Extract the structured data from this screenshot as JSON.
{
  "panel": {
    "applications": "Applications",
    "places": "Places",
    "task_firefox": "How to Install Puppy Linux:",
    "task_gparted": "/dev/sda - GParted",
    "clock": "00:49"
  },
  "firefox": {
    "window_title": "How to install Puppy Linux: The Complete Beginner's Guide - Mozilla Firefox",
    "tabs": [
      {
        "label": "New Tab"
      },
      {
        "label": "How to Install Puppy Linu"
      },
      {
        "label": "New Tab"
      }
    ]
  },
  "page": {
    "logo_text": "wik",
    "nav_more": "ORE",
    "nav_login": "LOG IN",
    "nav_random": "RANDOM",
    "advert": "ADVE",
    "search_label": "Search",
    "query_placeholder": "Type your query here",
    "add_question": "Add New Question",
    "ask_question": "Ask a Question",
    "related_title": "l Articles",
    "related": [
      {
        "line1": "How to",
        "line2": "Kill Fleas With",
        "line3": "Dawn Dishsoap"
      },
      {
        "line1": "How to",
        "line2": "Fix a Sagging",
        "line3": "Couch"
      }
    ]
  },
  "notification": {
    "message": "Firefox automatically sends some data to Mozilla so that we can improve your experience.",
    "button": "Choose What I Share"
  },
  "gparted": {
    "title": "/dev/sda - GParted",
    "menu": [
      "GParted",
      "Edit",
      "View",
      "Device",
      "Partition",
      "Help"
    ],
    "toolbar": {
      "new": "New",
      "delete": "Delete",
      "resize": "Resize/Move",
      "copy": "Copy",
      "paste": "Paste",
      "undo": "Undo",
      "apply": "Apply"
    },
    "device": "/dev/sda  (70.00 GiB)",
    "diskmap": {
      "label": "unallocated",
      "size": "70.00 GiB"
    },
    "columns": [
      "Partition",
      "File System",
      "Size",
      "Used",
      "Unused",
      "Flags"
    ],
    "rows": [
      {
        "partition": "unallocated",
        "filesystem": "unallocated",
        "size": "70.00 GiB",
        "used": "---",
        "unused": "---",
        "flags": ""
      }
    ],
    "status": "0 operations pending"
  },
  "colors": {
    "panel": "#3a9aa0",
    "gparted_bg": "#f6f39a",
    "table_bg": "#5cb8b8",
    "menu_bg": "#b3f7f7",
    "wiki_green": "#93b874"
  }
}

........

» Requirements
Look through the data above. Copy every line with the string "Linux" in it.

» Final result
    "task_firefox": "How to Install Puppy Linux:",
    "window_title": "How to install Puppy Linux: The Complete Beginner's Guide - Mozilla Firefox",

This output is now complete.